• _Written task_
Gather every line below where "régionale" appears.

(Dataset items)
↓

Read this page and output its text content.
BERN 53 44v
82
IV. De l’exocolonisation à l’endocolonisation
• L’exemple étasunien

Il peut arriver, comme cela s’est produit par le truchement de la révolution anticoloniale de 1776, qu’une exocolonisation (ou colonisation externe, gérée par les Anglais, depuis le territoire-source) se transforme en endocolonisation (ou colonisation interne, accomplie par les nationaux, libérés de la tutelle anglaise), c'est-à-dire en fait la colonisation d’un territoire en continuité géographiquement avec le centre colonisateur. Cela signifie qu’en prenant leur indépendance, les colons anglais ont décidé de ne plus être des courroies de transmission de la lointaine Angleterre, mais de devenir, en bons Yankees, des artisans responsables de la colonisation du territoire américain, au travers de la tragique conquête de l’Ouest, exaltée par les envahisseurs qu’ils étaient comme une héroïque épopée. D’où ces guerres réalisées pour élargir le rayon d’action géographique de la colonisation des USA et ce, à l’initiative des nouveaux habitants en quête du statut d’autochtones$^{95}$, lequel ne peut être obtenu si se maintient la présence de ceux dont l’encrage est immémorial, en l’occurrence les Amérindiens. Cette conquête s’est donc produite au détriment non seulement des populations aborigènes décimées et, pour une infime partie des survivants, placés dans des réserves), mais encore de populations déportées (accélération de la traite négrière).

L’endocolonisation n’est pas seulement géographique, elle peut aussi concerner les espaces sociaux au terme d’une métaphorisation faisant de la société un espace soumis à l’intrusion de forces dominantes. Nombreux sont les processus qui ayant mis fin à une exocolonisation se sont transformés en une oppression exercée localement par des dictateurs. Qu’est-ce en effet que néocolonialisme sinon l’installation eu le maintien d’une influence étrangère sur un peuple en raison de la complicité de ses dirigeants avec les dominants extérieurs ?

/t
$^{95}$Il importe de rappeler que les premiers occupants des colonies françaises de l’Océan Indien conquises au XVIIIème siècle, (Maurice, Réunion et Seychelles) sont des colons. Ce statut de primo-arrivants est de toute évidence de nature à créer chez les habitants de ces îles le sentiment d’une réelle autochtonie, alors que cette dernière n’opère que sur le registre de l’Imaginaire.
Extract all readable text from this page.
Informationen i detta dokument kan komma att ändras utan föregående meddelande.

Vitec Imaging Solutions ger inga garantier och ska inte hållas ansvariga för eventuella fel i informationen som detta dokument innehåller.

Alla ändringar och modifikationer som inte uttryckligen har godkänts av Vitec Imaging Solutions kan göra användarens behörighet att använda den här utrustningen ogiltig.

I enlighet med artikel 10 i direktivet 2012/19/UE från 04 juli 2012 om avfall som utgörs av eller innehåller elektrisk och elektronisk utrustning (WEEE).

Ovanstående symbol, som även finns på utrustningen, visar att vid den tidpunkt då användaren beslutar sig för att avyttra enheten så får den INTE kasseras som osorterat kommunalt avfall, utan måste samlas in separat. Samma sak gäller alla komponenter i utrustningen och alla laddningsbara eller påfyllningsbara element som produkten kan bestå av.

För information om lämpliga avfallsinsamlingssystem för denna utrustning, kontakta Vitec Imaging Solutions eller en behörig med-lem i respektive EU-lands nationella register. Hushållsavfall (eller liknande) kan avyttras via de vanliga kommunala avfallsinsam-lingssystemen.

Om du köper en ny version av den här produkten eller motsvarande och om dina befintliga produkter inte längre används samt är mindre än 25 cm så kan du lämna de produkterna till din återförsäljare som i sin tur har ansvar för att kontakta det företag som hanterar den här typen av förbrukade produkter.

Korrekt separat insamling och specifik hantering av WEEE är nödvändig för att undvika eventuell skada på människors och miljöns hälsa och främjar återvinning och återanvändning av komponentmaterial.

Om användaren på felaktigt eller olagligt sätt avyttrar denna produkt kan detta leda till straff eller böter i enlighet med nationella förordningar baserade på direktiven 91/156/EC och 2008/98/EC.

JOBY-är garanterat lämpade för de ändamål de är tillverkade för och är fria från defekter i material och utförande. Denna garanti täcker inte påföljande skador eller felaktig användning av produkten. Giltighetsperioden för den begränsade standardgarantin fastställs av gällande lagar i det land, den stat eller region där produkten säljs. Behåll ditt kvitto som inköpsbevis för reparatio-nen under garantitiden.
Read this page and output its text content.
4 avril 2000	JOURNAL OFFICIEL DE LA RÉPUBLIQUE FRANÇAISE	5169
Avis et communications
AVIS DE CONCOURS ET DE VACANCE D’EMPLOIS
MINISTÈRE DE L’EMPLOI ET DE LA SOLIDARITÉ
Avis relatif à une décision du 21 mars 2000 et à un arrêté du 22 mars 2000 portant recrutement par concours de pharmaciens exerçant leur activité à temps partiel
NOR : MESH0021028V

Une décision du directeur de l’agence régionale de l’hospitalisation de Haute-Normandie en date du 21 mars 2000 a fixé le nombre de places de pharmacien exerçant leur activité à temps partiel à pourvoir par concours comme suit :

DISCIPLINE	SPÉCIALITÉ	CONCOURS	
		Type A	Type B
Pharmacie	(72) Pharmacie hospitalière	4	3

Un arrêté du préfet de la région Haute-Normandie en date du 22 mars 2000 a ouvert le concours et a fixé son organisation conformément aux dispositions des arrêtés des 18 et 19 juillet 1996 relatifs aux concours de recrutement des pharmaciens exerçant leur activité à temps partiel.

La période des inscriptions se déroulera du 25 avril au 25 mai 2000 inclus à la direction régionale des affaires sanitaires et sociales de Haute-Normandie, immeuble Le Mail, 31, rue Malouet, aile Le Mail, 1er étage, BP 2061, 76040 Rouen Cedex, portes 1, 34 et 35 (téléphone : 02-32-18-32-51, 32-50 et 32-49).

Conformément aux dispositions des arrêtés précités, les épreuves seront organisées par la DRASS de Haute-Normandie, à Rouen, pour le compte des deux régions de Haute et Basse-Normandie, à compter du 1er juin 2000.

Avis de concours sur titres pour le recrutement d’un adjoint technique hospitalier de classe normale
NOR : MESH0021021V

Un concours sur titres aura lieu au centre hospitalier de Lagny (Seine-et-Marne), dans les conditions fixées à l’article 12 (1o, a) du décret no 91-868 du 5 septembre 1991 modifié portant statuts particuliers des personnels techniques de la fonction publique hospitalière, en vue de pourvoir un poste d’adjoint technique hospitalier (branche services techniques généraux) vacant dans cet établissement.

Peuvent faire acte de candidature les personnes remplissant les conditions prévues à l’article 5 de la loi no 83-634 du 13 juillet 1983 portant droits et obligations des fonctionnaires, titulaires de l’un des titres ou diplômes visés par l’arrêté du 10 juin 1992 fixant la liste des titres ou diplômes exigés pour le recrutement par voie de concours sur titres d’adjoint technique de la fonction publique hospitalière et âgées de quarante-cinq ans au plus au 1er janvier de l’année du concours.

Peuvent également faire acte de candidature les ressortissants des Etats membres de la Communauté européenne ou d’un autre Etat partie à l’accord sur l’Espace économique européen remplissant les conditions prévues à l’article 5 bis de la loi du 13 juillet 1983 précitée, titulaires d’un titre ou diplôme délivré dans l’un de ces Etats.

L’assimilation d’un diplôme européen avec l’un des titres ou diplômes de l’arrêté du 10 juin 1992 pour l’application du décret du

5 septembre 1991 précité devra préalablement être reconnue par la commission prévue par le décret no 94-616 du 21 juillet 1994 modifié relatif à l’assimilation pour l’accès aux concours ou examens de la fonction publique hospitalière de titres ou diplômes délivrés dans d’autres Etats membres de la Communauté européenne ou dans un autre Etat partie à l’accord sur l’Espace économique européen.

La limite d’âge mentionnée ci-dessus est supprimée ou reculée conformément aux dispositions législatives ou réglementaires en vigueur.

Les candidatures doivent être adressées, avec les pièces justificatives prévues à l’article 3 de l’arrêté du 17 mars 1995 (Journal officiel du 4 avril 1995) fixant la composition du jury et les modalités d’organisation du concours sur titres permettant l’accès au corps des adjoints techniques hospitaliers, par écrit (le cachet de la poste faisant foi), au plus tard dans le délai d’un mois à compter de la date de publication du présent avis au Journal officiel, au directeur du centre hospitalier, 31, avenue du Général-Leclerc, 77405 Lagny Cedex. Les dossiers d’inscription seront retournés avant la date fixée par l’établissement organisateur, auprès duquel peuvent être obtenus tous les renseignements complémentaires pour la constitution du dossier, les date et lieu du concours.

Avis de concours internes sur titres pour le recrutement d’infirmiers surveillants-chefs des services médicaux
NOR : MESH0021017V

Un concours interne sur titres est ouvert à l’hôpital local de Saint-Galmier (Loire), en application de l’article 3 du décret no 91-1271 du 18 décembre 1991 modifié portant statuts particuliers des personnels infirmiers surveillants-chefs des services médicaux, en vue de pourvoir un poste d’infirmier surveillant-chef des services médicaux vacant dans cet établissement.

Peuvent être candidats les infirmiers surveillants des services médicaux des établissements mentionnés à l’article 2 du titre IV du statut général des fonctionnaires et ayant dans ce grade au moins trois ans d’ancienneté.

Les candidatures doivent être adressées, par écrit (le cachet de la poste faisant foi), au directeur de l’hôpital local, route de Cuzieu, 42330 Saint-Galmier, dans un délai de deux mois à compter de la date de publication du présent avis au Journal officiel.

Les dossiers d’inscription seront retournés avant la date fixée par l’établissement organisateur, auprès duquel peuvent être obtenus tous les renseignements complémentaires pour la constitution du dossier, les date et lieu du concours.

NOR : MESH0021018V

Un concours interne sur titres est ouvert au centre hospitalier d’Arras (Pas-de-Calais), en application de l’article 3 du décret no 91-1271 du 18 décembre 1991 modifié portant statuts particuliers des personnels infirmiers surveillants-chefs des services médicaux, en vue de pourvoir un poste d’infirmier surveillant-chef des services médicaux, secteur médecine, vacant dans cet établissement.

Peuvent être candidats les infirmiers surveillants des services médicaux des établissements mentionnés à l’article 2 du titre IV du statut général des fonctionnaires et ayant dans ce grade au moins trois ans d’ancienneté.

↑

• _Output below_
Une décision du directeur de l’agence régionale de l’hospitalisation de Haute-Normandie en date du 21 mars 2000 a fixé le nombre de places de pharmacien exerçant leur activité à temps partiel à pourvoir par concours comme suit :
La période des inscriptions se déroulera du 25 avril au 25 mai 2000 inclus à la direction régionale des affaires sanitaires et sociales de Haute-Normandie, immeuble Le Mail, 31, rue Malouet, aile Le Mail, 1er étage, BP 2061, 76040 Rouen Cedex, portes 1, 34 et 35 (téléphone : 02-32-18-32-51, 32-50 et 32-49).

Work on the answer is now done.